_Task requirements_
Render the material again word for word, skipping the pictures in it.

------------------------------------------------------------

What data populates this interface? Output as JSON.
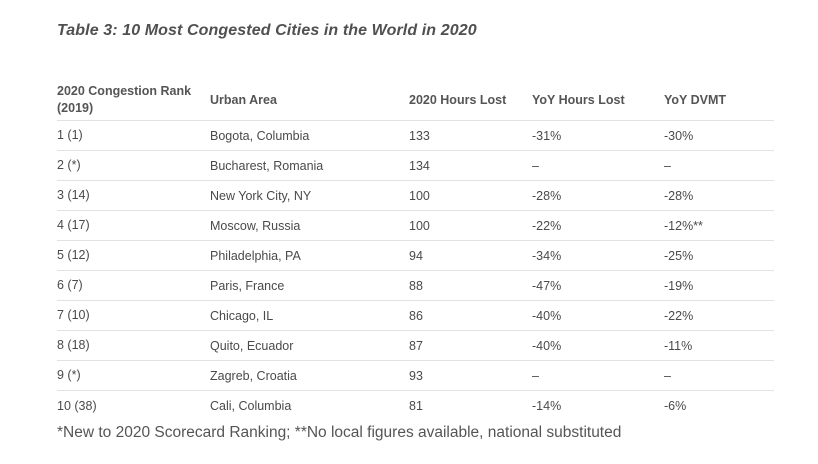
{
  "title": "Table 3: 10 Most Congested Cities in the World in 2020",
  "columns": [
    "2020 Congestion Rank (2019)",
    "Urban Area",
    "2020 Hours Lost",
    "YoY Hours Lost",
    "YoY DVMT"
  ],
  "rows": [
    [
      "1 (1)",
      "Bogota, Columbia",
      "133",
      "-31%",
      "-30%"
    ],
    [
      "2 (*)",
      "Bucharest, Romania",
      "134",
      "–",
      "–"
    ],
    [
      "3 (14)",
      "New York City, NY",
      "100",
      "-28%",
      "-28%"
    ],
    [
      "4 (17)",
      "Moscow, Russia",
      "100",
      "-22%",
      "-12%**"
    ],
    [
      "5 (12)",
      "Philadelphia, PA",
      "94",
      "-34%",
      "-25%"
    ],
    [
      "6 (7)",
      "Paris, France",
      "88",
      "-47%",
      "-19%"
    ],
    [
      "7 (10)",
      "Chicago, IL",
      "86",
      "-40%",
      "-22%"
    ],
    [
      "8 (18)",
      "Quito, Ecuador",
      "87",
      "-40%",
      "-11%"
    ],
    [
      "9 (*)",
      "Zagreb, Croatia",
      "93",
      "–",
      "–"
    ],
    [
      "10 (38)",
      "Cali, Columbia",
      "81",
      "-14%",
      "-6%"
    ]
  ],
  "footnote": "*New to 2020 Scorecard Ranking; **No local figures available, national substituted"
}
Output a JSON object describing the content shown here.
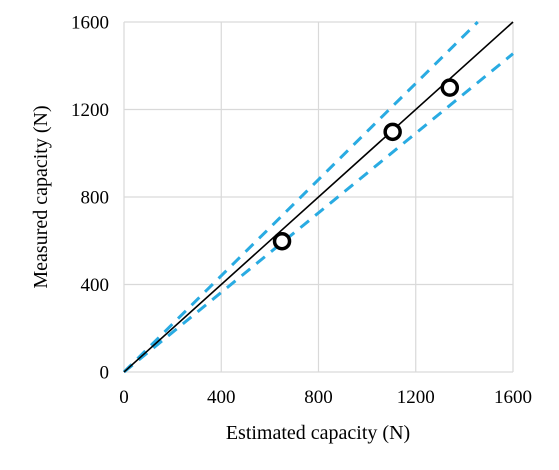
{
  "chart_data": {
    "type": "scatter",
    "title": "",
    "xlabel": "Estimated capacity (N)",
    "ylabel": "Measured capacity (N)",
    "xlim": [
      0,
      1600
    ],
    "ylim": [
      0,
      1600
    ],
    "x_ticks": [
      0,
      400,
      800,
      1200,
      1600
    ],
    "y_ticks": [
      0,
      400,
      800,
      1200,
      1600
    ],
    "x_tick_labels": [
      "0",
      "400",
      "800",
      "1200",
      "1600"
    ],
    "y_tick_labels": [
      "0",
      "400",
      "800",
      "1200",
      "1600"
    ],
    "grid": true,
    "legend": "none",
    "series": [
      {
        "kind": "points",
        "marker": "open-circle",
        "color": "#000000",
        "x": [
          650,
          1105,
          1340
        ],
        "y": [
          598,
          1098,
          1300
        ]
      },
      {
        "kind": "line",
        "style": "solid",
        "color": "#000000",
        "x": [
          0,
          1600
        ],
        "y": [
          0,
          1600
        ]
      },
      {
        "kind": "line",
        "style": "dashed",
        "color": "#29abe2",
        "x": [
          0,
          1455
        ],
        "y": [
          0,
          1600
        ]
      },
      {
        "kind": "line",
        "style": "dashed",
        "color": "#29abe2",
        "x": [
          0,
          1600
        ],
        "y": [
          0,
          1455
        ]
      }
    ]
  }
}
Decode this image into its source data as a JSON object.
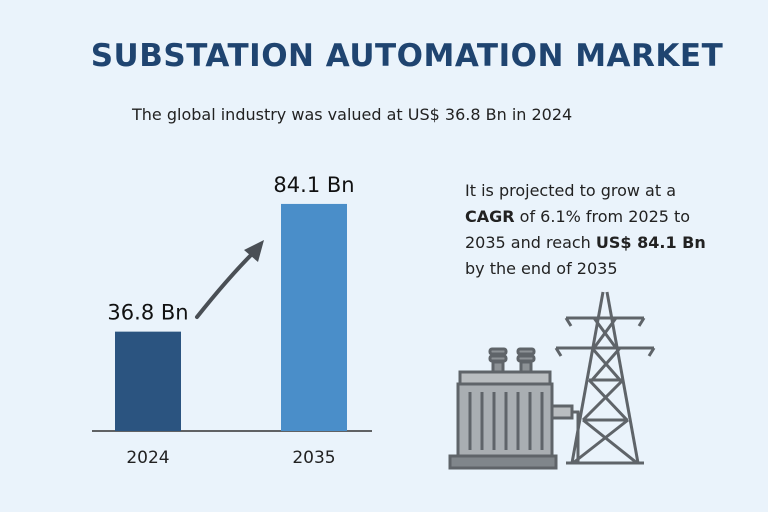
{
  "title": "SUBSTATION AUTOMATION MARKET",
  "subtitle": "The global industry was valued at US$ 36.8 Bn in 2024",
  "description": {
    "part1": "It is projected to grow at a ",
    "cagr_label": "CAGR",
    "part2": " of 6.1% from 2025 to 2035 and reach ",
    "reach_value": "US$ 84.1 Bn",
    "part3": " by the end of 2035"
  },
  "chart_data": {
    "type": "bar",
    "categories": [
      "2024",
      "2035"
    ],
    "values": [
      36.8,
      84.1
    ],
    "data_labels": [
      "36.8 Bn",
      "84.1 Bn"
    ],
    "unit": "US$ Bn",
    "title": "",
    "xlabel": "",
    "ylabel": "",
    "colors": [
      "#2b5480",
      "#4a8ec9"
    ],
    "grid": false,
    "legend": "none"
  },
  "illustration": {
    "icons": [
      "growth-arrow-icon",
      "transformer-icon",
      "transmission-tower-icon"
    ],
    "color": "#5f6469"
  }
}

------------------------------------------------------------

_Answer to the task_
What data populates this interface? Output as JSON.
{
  "title": "Table 3: 10 Most Congested Cities in the World in 2020",
  "columns": [
    "2020 Congestion Rank (2019)",
    "Urban Area",
    "2020 Hours Lost",
    "YoY Hours Lost",
    "YoY DVMT"
  ],
  "rows": [
    [
      "1 (1)",
      "Bogota, Columbia",
      "133",
      "-31%",
      "-30%"
    ],
    [
      "2 (*)",
      "Bucharest, Romania",
      "134",
      "–",
      "–"
    ],
    [
      "3 (14)",
      "New York City, NY",
      "100",
      "-28%",
      "-28%"
    ],
    [
      "4 (17)",
      "Moscow, Russia",
      "100",
      "-22%",
      "-12%**"
    ],
    [
      "5 (12)",
      "Philadelphia, PA",
      "94",
      "-34%",
      "-25%"
    ],
    [
      "6 (7)",
      "Paris, France",
      "88",
      "-47%",
      "-19%"
    ],
    [
      "7 (10)",
      "Chicago, IL",
      "86",
      "-40%",
      "-22%"
    ],
    [
      "8 (18)",
      "Quito, Ecuador",
      "87",
      "-40%",
      "-11%"
    ],
    [
      "9 (*)",
      "Zagreb, Croatia",
      "93",
      "–",
      "–"
    ],
    [
      "10 (38)",
      "Cali, Columbia",
      "81",
      "-14%",
      "-6%"
    ]
  ],
  "footnote": "*New to 2020 Scorecard Ranking; **No local figures available, national substituted"
}
Output a JSON object describing the content shown here.
{
  "chart_data": {
    "type": "scatter",
    "title": "",
    "xlabel": "Estimated capacity (N)",
    "ylabel": "Measured capacity (N)",
    "xlim": [
      0,
      1600
    ],
    "ylim": [
      0,
      1600
    ],
    "x_ticks": [
      0,
      400,
      800,
      1200,
      1600
    ],
    "y_ticks": [
      0,
      400,
      800,
      1200,
      1600
    ],
    "x_tick_labels": [
      "0",
      "400",
      "800",
      "1200",
      "1600"
    ],
    "y_tick_labels": [
      "0",
      "400",
      "800",
      "1200",
      "1600"
    ],
    "grid": true,
    "legend": "none",
    "series": [
      {
        "kind": "points",
        "marker": "open-circle",
        "color": "#000000",
        "x": [
          650,
          1105,
          1340
        ],
        "y": [
          598,
          1098,
          1300
        ]
      },
      {
        "kind": "line",
        "style": "solid",
        "color": "#000000",
        "x": [
          0,
          1600
        ],
        "y": [
          0,
          1600
        ]
      },
      {
        "kind": "line",
        "style": "dashed",
        "color": "#29abe2",
        "x": [
          0,
          1455
        ],
        "y": [
          0,
          1600
        ]
      },
      {
        "kind": "line",
        "style": "dashed",
        "color": "#29abe2",
        "x": [
          0,
          1600
        ],
        "y": [
          0,
          1455
        ]
      }
    ]
  }
}
Decode this image into its source data as a JSON object.
{
  "title": "SUBSTATION AUTOMATION MARKET",
  "subtitle": "The global industry was valued at US$ 36.8 Bn in 2024",
  "description": {
    "part1": "It is projected to grow at a ",
    "cagr_label": "CAGR",
    "part2": " of 6.1% from 2025 to 2035 and reach ",
    "reach_value": "US$ 84.1 Bn",
    "part3": " by the end of 2035"
  },
  "chart_data": {
    "type": "bar",
    "categories": [
      "2024",
      "2035"
    ],
    "values": [
      36.8,
      84.1
    ],
    "data_labels": [
      "36.8 Bn",
      "84.1 Bn"
    ],
    "unit": "US$ Bn",
    "title": "",
    "xlabel": "",
    "ylabel": "",
    "colors": [
      "#2b5480",
      "#4a8ec9"
    ],
    "grid": false,
    "legend": "none"
  },
  "illustration": {
    "icons": [
      "growth-arrow-icon",
      "transformer-icon",
      "transmission-tower-icon"
    ],
    "color": "#5f6469"
  }
}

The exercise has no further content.